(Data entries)
#####

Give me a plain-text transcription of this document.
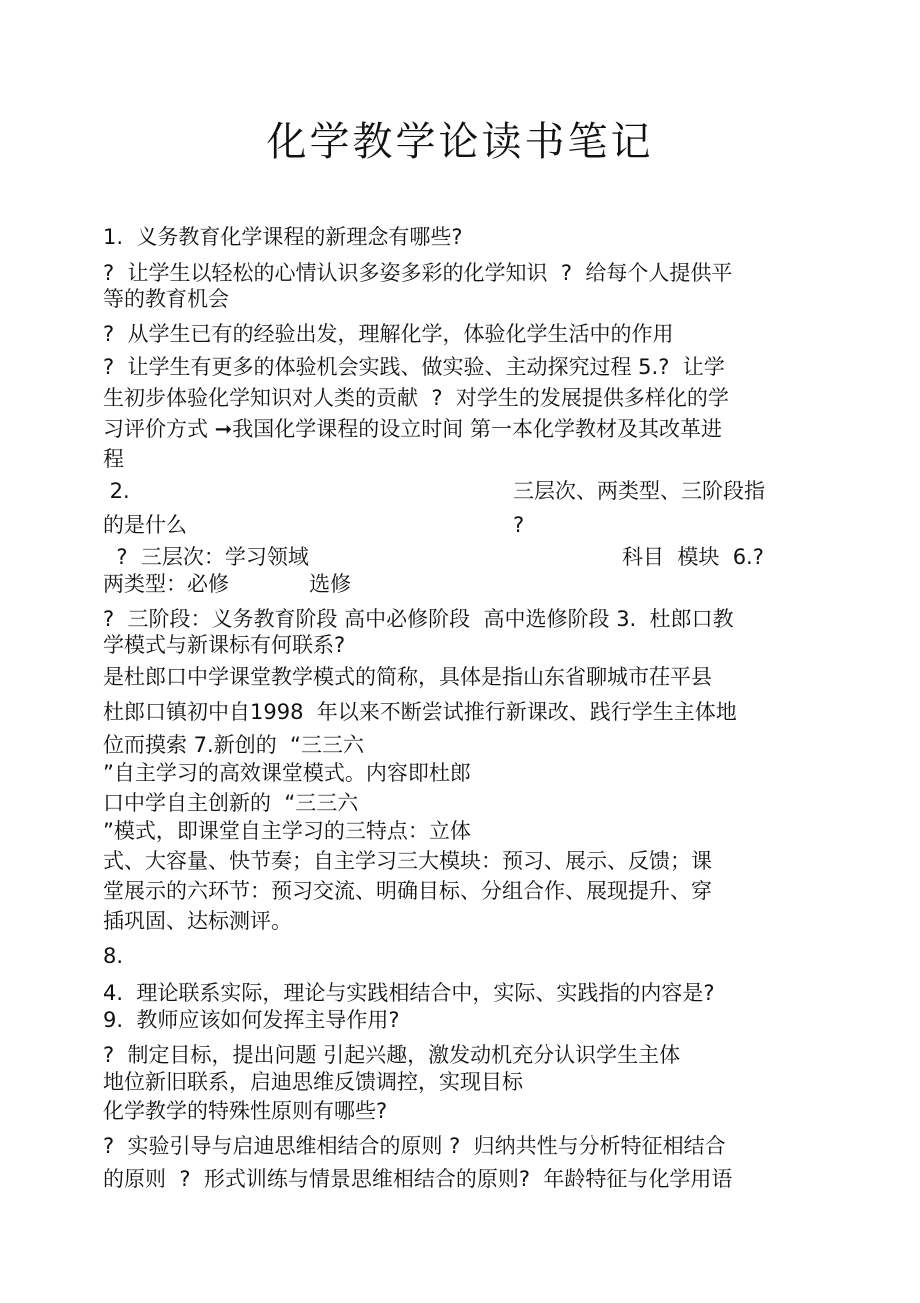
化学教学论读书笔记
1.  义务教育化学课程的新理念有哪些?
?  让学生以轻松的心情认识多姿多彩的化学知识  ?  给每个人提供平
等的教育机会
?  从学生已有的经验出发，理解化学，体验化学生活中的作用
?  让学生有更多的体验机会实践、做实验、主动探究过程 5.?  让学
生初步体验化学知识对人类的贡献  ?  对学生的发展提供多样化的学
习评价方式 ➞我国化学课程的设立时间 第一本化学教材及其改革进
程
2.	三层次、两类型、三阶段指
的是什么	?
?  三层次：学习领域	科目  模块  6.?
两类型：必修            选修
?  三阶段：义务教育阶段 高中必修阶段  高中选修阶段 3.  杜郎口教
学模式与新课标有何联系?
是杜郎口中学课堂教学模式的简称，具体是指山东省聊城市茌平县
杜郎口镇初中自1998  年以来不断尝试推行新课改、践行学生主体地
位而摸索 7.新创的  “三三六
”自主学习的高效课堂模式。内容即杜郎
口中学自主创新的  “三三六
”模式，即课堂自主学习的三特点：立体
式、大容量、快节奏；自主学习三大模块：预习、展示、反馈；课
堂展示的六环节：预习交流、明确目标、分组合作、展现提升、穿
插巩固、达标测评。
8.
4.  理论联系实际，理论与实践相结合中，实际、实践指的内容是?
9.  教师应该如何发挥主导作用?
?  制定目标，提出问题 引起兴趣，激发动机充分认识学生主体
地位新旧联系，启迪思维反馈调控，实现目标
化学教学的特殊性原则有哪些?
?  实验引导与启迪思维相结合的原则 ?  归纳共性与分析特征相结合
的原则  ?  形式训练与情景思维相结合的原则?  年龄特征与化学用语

#####

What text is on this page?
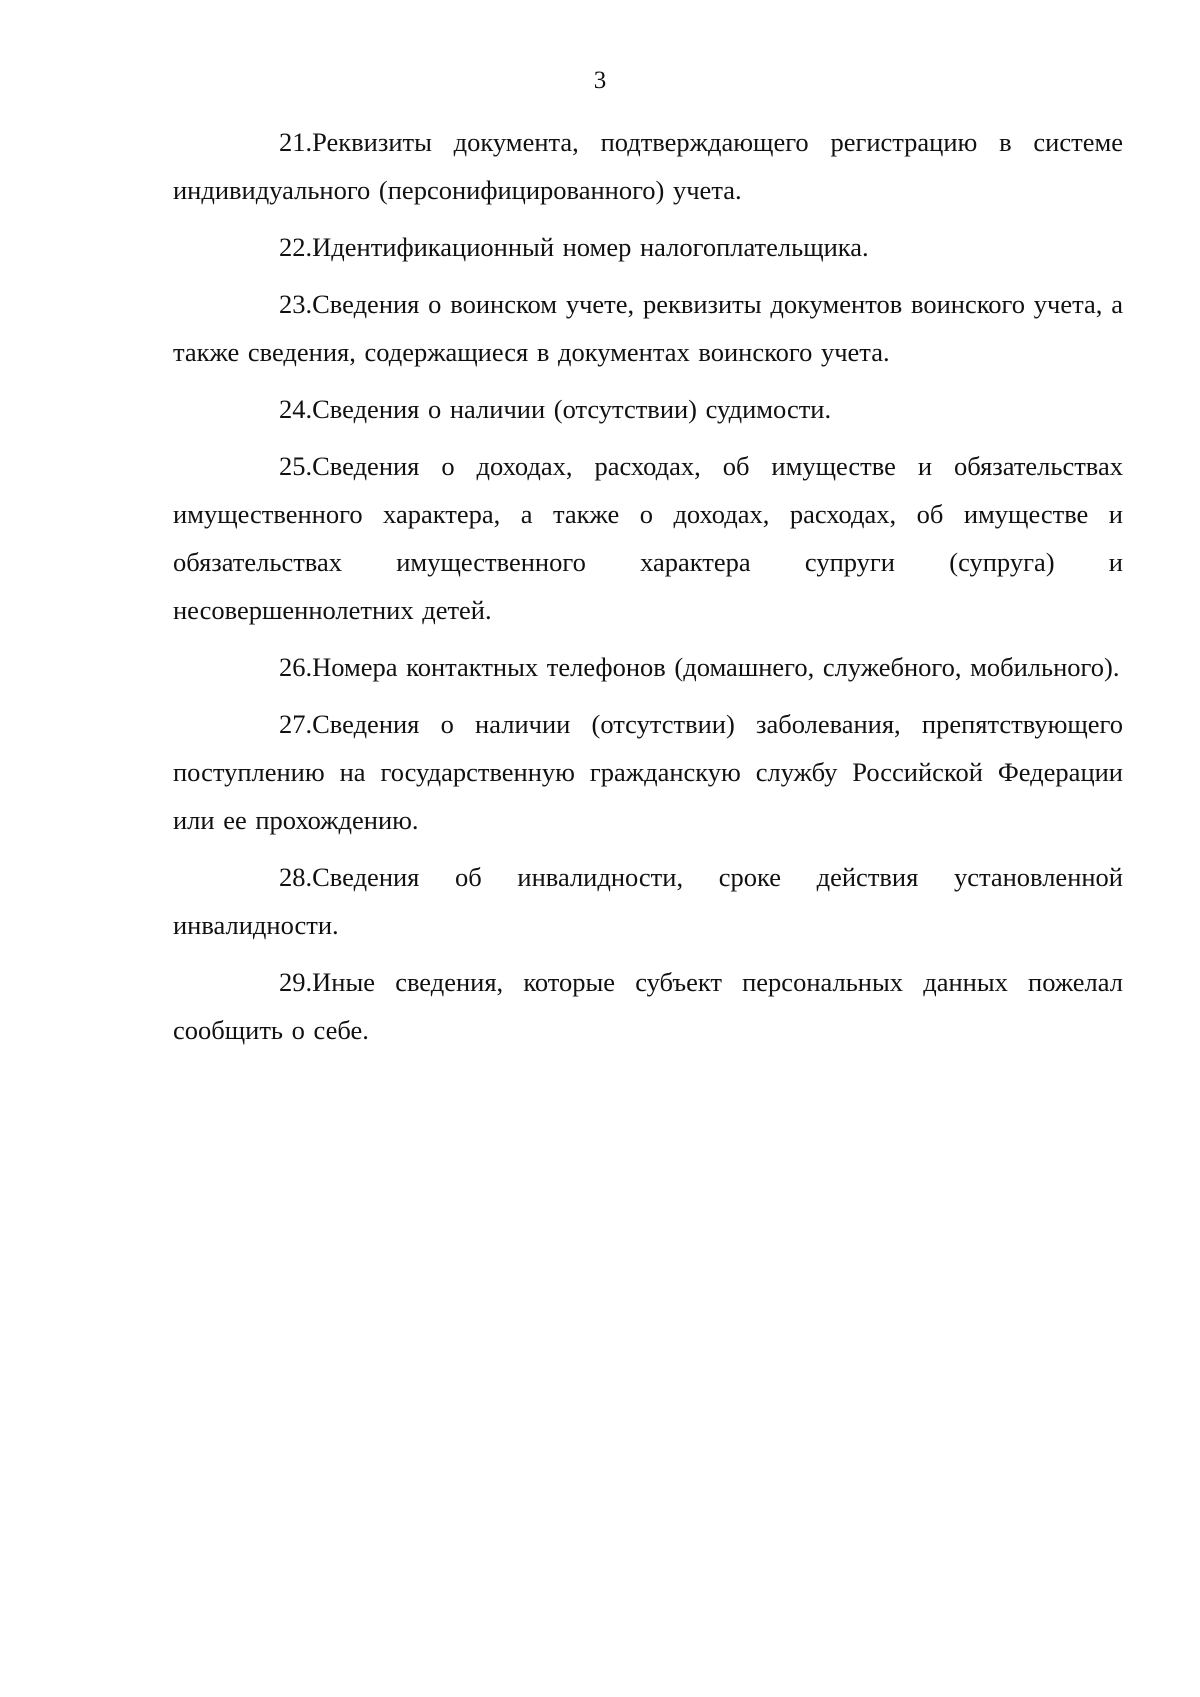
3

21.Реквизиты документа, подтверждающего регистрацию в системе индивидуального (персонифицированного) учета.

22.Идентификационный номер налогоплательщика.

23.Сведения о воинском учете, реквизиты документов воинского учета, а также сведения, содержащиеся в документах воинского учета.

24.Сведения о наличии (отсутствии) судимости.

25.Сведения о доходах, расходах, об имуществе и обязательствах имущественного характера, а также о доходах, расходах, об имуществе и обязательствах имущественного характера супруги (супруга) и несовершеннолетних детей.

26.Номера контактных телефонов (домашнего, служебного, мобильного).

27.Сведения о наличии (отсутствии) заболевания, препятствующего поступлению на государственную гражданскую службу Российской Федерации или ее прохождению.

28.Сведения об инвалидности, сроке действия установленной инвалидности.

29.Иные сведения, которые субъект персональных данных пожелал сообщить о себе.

#####

▶ **Requirements**: Exactly how many lines of the material contain the word "учета"? Write the number alone.

▶ **The solution**: 2